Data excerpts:
════
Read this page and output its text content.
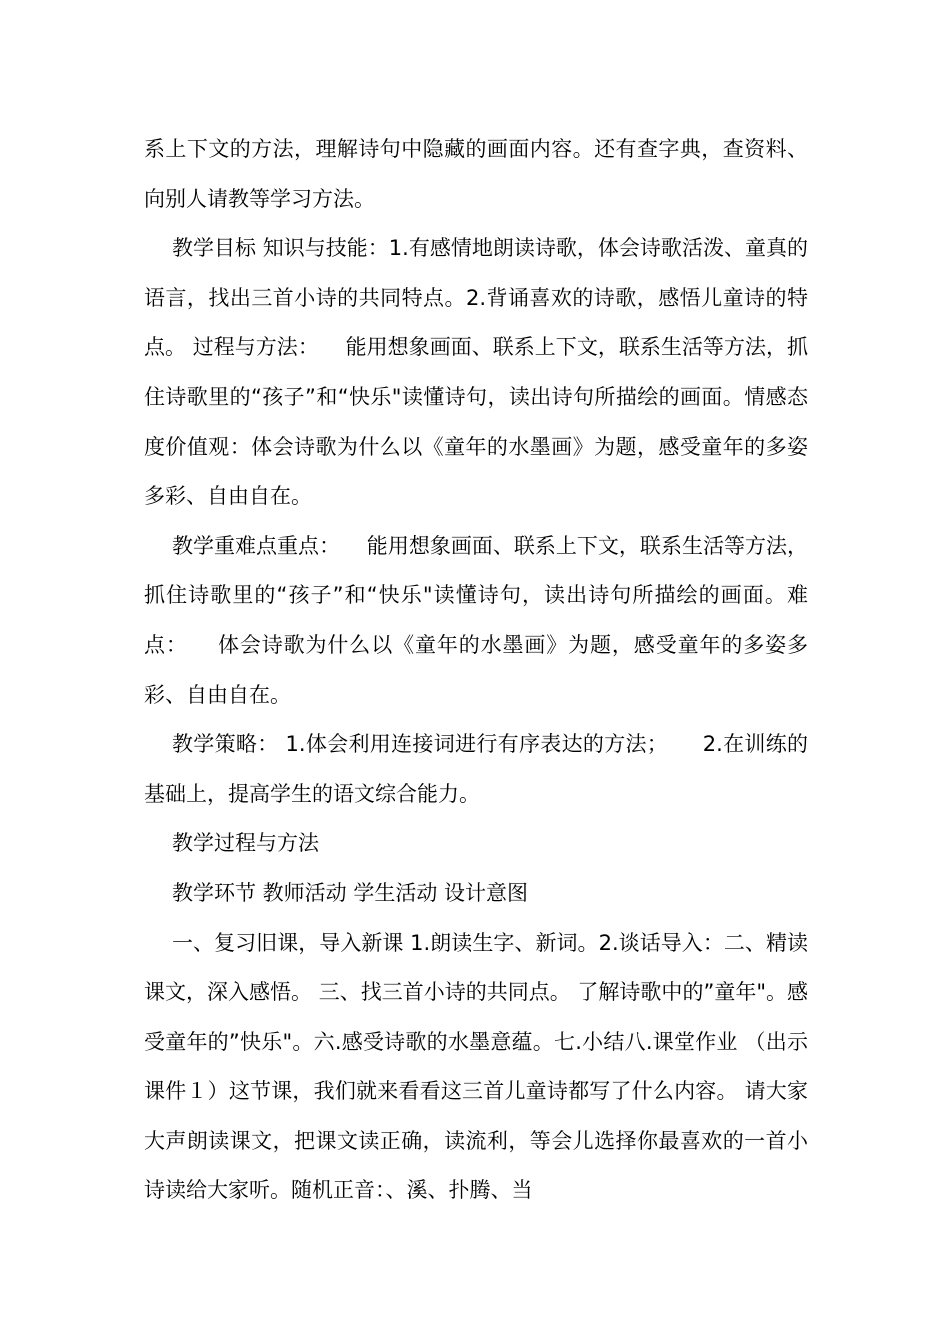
系上下文的方法，理解诗句中隐藏的画面内容。还有查字典，查资料、向别人请教等学习方法。

教学目标 知识与技能：1.有感情地朗读诗歌，体会诗歌活泼、童真的语言，找出三首小诗的共同特点。2.背诵喜欢的诗歌，感悟儿童诗的特点。 过程与方法：    能用想象画面、联系上下文，联系生活等方法，抓住诗歌里的“孩子”和“快乐"读懂诗句，读出诗句所描绘的画面。情感态度价值观：体会诗歌为什么以《童年的水墨画》为题，感受童年的多姿多彩、自由自在。

教学重难点重点：    能用想象画面、联系上下文，联系生活等方法，抓住诗歌里的“孩子”和“快乐"读懂诗句，读出诗句所描绘的画面。难点：    体会诗歌为什么以《童年的水墨画》为题，感受童年的多姿多彩、自由自在。

教学策略： 1.体会利用连接词进行有序表达的方法；     2.在训练的基础上，提高学生的语文综合能力。

教学过程与方法

教学环节 教师活动 学生活动 设计意图

一、复习旧课，导入新课 1.朗读生字、新词。2.谈话导入：二、精读课文，深入感悟。 三、找三首小诗的共同点。 了解诗歌中的”童年"。感受童年的”快乐"。六.感受诗歌的水墨意蕴。七.小结八.课堂作业 （出示课件１）这节课，我们就来看看这三首儿童诗都写了什么内容。 请大家大声朗读课文，把课文读正确，读流利，等会儿选择你最喜欢的一首小诗读给大家听。随机正音：、溪、扑腾、当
════
INSTRUCTIONS TO FOLLOW:
Reproduce the full listing faithfully, but do not carry over any pictures.

SOLVED PROBLEM:
Read this page and output its text content.
系上下文的方法，理解诗句中隐藏的画面内容。还有查字典，查资料、向别人请教等学习方法。

教学目标 知识与技能：1.有感情地朗读诗歌，体会诗歌活泼、童真的语言，找出三首小诗的共同特点。2.背诵喜欢的诗歌，感悟儿童诗的特点。 过程与方法：    能用想象画面、联系上下文，联系生活等方法，抓住诗歌里的“孩子”和“快乐"读懂诗句，读出诗句所描绘的画面。情感态度价值观：体会诗歌为什么以《童年的水墨画》为题，感受童年的多姿多彩、自由自在。

教学重难点重点：    能用想象画面、联系上下文，联系生活等方法，抓住诗歌里的“孩子”和“快乐"读懂诗句，读出诗句所描绘的画面。难点：    体会诗歌为什么以《童年的水墨画》为题，感受童年的多姿多彩、自由自在。

教学策略： 1.体会利用连接词进行有序表达的方法；     2.在训练的基础上，提高学生的语文综合能力。

教学过程与方法

教学环节 教师活动 学生活动 设计意图

一、复习旧课，导入新课 1.朗读生字、新词。2.谈话导入：二、精读课文，深入感悟。 三、找三首小诗的共同点。 了解诗歌中的”童年"。感受童年的”快乐"。六.感受诗歌的水墨意蕴。七.小结八.课堂作业 （出示课件１）这节课，我们就来看看这三首儿童诗都写了什么内容。 请大家大声朗读课文，把课文读正确，读流利，等会儿选择你最喜欢的一首小诗读给大家听。随机正音：、溪、扑腾、当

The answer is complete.